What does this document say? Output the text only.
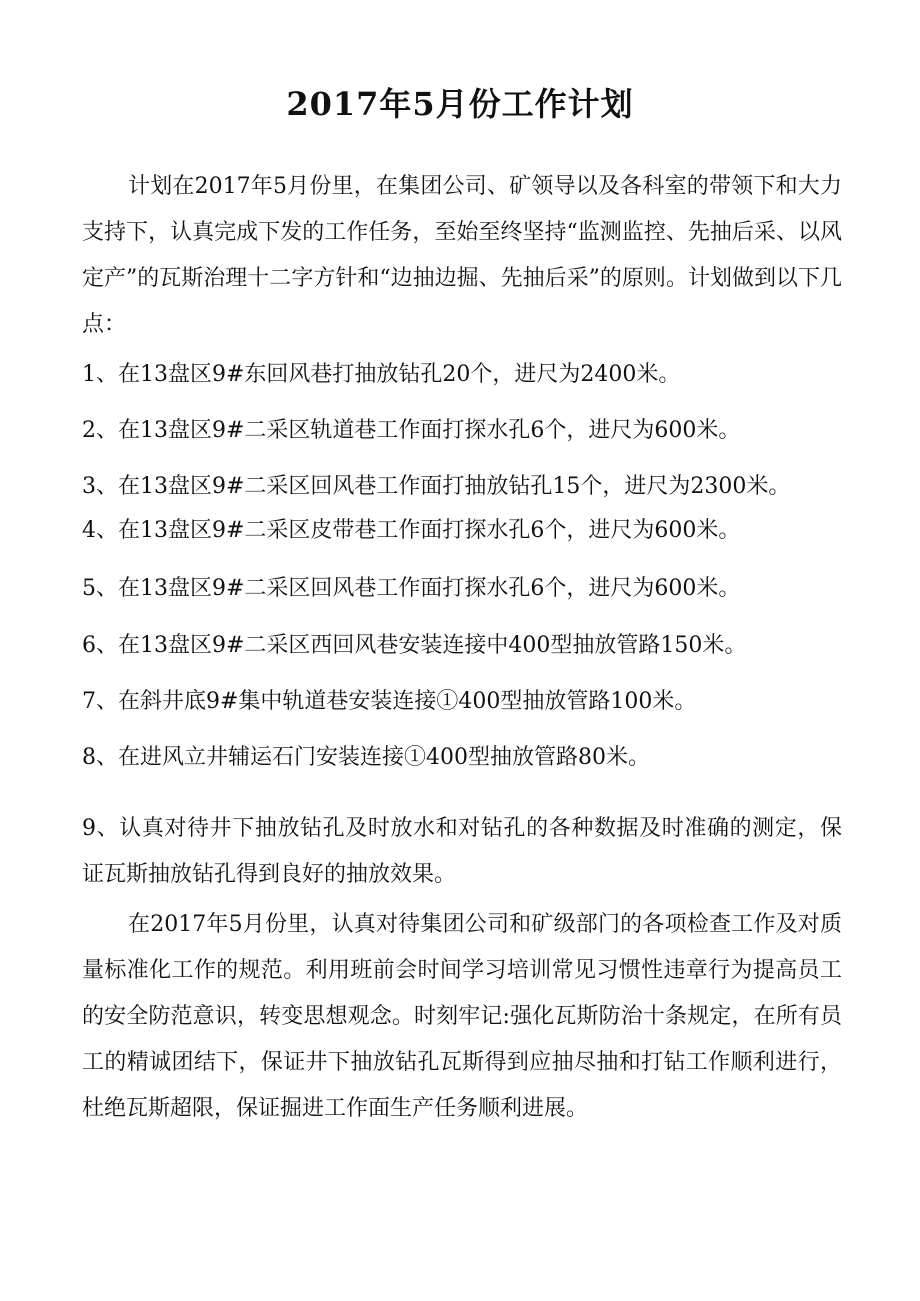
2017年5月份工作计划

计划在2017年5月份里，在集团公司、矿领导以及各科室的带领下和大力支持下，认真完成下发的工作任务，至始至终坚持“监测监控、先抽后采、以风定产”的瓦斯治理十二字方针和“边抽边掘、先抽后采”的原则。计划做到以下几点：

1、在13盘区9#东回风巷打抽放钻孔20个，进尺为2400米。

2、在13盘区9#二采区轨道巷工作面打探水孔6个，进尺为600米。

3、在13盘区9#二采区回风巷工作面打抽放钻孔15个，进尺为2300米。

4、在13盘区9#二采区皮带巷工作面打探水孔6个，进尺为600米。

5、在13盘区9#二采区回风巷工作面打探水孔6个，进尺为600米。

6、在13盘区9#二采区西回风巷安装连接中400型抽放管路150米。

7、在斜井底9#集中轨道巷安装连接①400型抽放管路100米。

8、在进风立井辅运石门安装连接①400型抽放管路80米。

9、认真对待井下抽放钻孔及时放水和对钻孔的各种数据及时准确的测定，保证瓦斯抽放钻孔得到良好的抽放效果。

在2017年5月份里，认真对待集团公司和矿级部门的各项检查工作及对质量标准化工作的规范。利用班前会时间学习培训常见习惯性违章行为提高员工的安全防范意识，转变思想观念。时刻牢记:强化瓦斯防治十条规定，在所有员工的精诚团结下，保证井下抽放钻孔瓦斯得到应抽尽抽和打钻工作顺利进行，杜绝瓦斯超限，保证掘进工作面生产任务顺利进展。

_ _ _

* [Problem statement]:
Images in the data above are to be skipped. Retype all other material exactly.

* [Solution to this task]:
What does this document say? Output the text only.
2017年5月份工作计划

计划在2017年5月份里，在集团公司、矿领导以及各科室的带领下和大力支持下，认真完成下发的工作任务，至始至终坚持“监测监控、先抽后采、以风定产”的瓦斯治理十二字方针和“边抽边掘、先抽后采”的原则。计划做到以下几点：

1、在13盘区9#东回风巷打抽放钻孔20个，进尺为2400米。

2、在13盘区9#二采区轨道巷工作面打探水孔6个，进尺为600米。

3、在13盘区9#二采区回风巷工作面打抽放钻孔15个，进尺为2300米。

4、在13盘区9#二采区皮带巷工作面打探水孔6个，进尺为600米。

5、在13盘区9#二采区回风巷工作面打探水孔6个，进尺为600米。

6、在13盘区9#二采区西回风巷安装连接中400型抽放管路150米。

7、在斜井底9#集中轨道巷安装连接①400型抽放管路100米。

8、在进风立井辅运石门安装连接①400型抽放管路80米。

9、认真对待井下抽放钻孔及时放水和对钻孔的各种数据及时准确的测定，保证瓦斯抽放钻孔得到良好的抽放效果。

在2017年5月份里，认真对待集团公司和矿级部门的各项检查工作及对质量标准化工作的规范。利用班前会时间学习培训常见习惯性违章行为提高员工的安全防范意识，转变思想观念。时刻牢记:强化瓦斯防治十条规定，在所有员工的精诚团结下，保证井下抽放钻孔瓦斯得到应抽尽抽和打钻工作顺利进行，杜绝瓦斯超限，保证掘进工作面生产任务顺利进展。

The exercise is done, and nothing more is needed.